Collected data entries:
____________

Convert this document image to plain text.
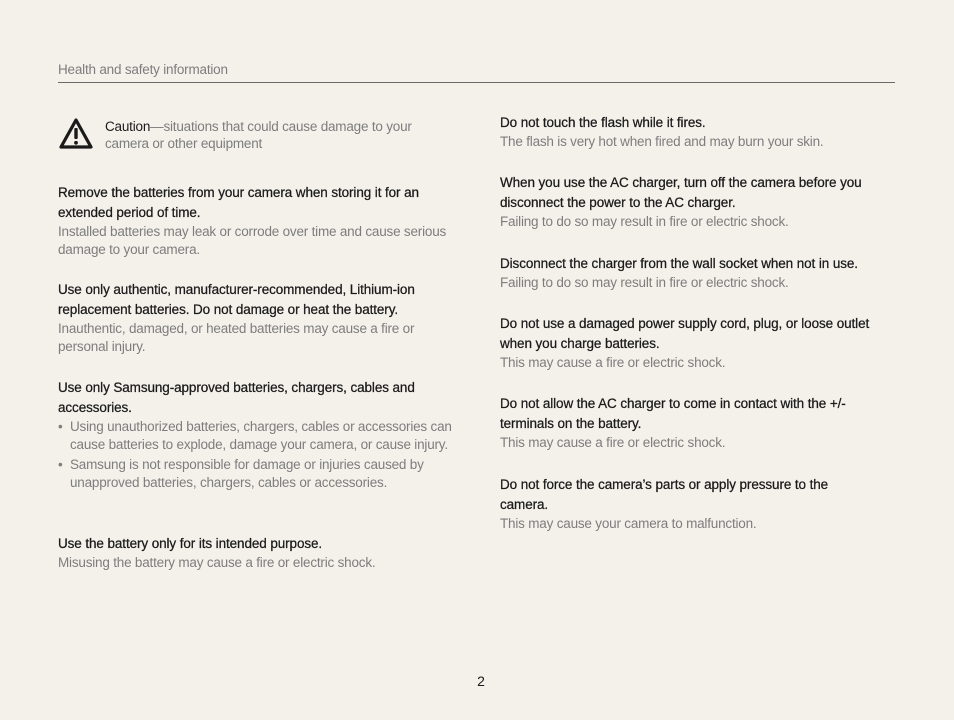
Health and safety information
Caution—situations that could cause damage to your camera or other equipment
Remove the batteries from your camera when storing it for an extended period of time.
Installed batteries may leak or corrode over time and cause serious damage to your camera.
Use only authentic, manufacturer-recommended, Lithium-ion replacement batteries. Do not damage or heat the battery.
Inauthentic, damaged, or heated batteries may cause a fire or personal injury.
Use only Samsung-approved batteries, chargers, cables and accessories.
• Using unauthorized batteries, chargers, cables or accessories can cause batteries to explode, damage your camera, or cause injury.
• Samsung is not responsible for damage or injuries caused by unapproved batteries, chargers, cables or accessories.
Use the battery only for its intended purpose.
Misusing the battery may cause a fire or electric shock.
Do not touch the flash while it fires.
The flash is very hot when fired and may burn your skin.
When you use the AC charger, turn off the camera before you disconnect the power to the AC charger.
Failing to do so may result in fire or electric shock.
Disconnect the charger from the wall socket when not in use.
Failing to do so may result in fire or electric shock.
Do not use a damaged power supply cord, plug, or loose outlet when you charge batteries.
This may cause a fire or electric shock.
Do not allow the AC charger to come in contact with the +/- terminals on the battery.
This may cause a fire or electric shock.
Do not force the camera’s parts or apply pressure to the camera.
This may cause your camera to malfunction.
2
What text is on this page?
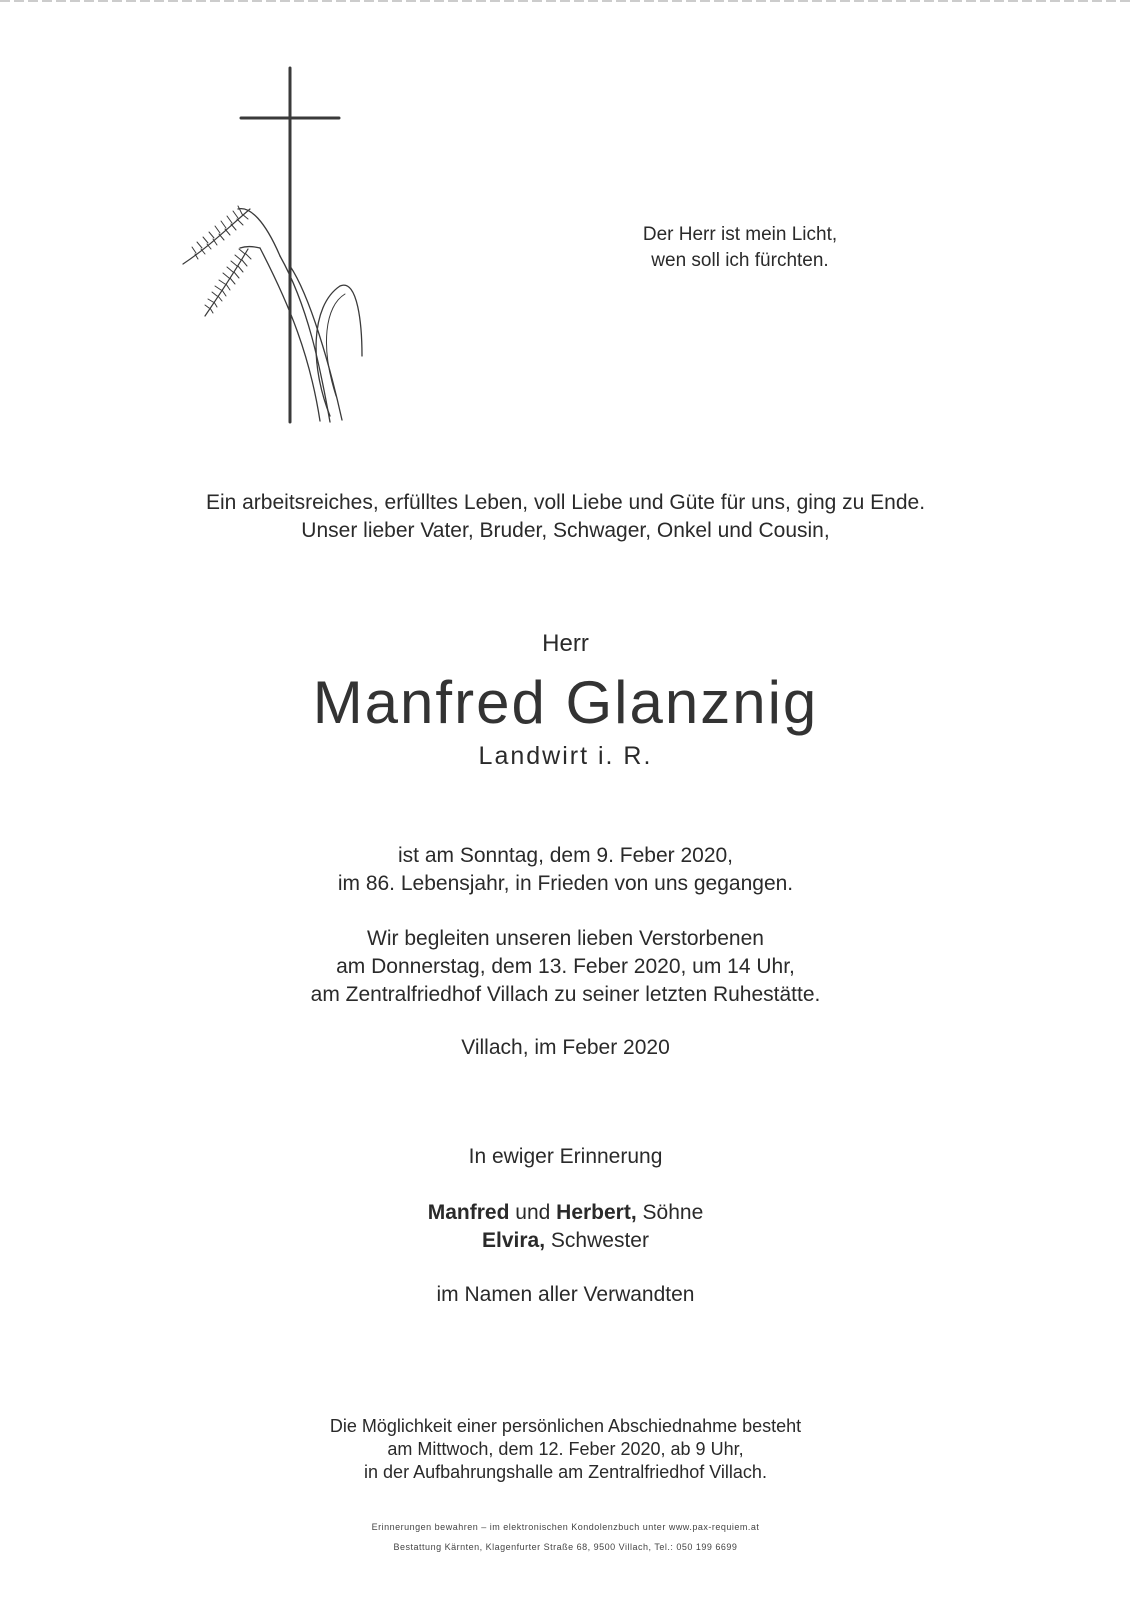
Der Herr ist mein Licht,
wen soll ich fürchten.
Ein arbeitsreiches, erfülltes Leben, voll Liebe und Güte für uns, ging zu Ende.
Unser lieber Vater, Bruder, Schwager, Onkel und Cousin,
Herr
Manfred Glanznig
Landwirt i. R.
ist am Sonntag, dem 9. Feber 2020,
im 86. Lebensjahr, in Frieden von uns gegangen.
Wir begleiten unseren lieben Verstorbenen
am Donnerstag, dem 13. Feber 2020, um 14 Uhr,
am Zentralfriedhof Villach zu seiner letzten Ruhestätte.
Villach, im Feber 2020
In ewiger Erinnerung
Manfred und Herbert, Söhne
Elvira, Schwester
im Namen aller Verwandten
Die Möglichkeit einer persönlichen Abschiednahme besteht
am Mittwoch, dem 12. Feber 2020, ab 9 Uhr,
in der Aufbahrungshalle am Zentralfriedhof Villach.
Erinnerungen bewahren – im elektronischen Kondolenzbuch unter www.pax-requiem.at
Bestattung Kärnten, Klagenfurter Straße 68, 9500 Villach, Tel.: 050 199 6699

____________

→ SHORT EXERCISE
None of the pictures should appear; repeat the records exactly otherwise.

→ SOLVED EXERCISE
Convert this document image to plain text.
Health and safety information
Caution—situations that could cause damage to your camera or other equipment
Remove the batteries from your camera when storing it for an extended period of time.
Installed batteries may leak or corrode over time and cause serious damage to your camera.
Use only authentic, manufacturer-recommended, Lithium-ion replacement batteries. Do not damage or heat the battery.
Inauthentic, damaged, or heated batteries may cause a fire or personal injury.
Use only Samsung-approved batteries, chargers, cables and accessories.
• Using unauthorized batteries, chargers, cables or accessories can cause batteries to explode, damage your camera, or cause injury.
• Samsung is not responsible for damage or injuries caused by unapproved batteries, chargers, cables or accessories.
Use the battery only for its intended purpose.
Misusing the battery may cause a fire or electric shock.
Do not touch the flash while it fires.
The flash is very hot when fired and may burn your skin.
When you use the AC charger, turn off the camera before you disconnect the power to the AC charger.
Failing to do so may result in fire or electric shock.
Disconnect the charger from the wall socket when not in use.
Failing to do so may result in fire or electric shock.
Do not use a damaged power supply cord, plug, or loose outlet when you charge batteries.
This may cause a fire or electric shock.
Do not allow the AC charger to come in contact with the +/- terminals on the battery.
This may cause a fire or electric shock.
Do not force the camera’s parts or apply pressure to the camera.
This may cause your camera to malfunction.
2
What text is on this page?
Der Herr ist mein Licht,
wen soll ich fürchten.
Ein arbeitsreiches, erfülltes Leben, voll Liebe und Güte für uns, ging zu Ende.
Unser lieber Vater, Bruder, Schwager, Onkel und Cousin,
Herr
Manfred Glanznig
Landwirt i. R.
ist am Sonntag, dem 9. Feber 2020,
im 86. Lebensjahr, in Frieden von uns gegangen.
Wir begleiten unseren lieben Verstorbenen
am Donnerstag, dem 13. Feber 2020, um 14 Uhr,
am Zentralfriedhof Villach zu seiner letzten Ruhestätte.
Villach, im Feber 2020
In ewiger Erinnerung
Manfred und Herbert, Söhne
Elvira, Schwester
im Namen aller Verwandten
Die Möglichkeit einer persönlichen Abschiednahme besteht
am Mittwoch, dem 12. Feber 2020, ab 9 Uhr,
in der Aufbahrungshalle am Zentralfriedhof Villach.
Erinnerungen bewahren – im elektronischen Kondolenzbuch unter www.pax-requiem.at
Bestattung Kärnten, Klagenfurter Straße 68, 9500 Villach, Tel.: 050 199 6699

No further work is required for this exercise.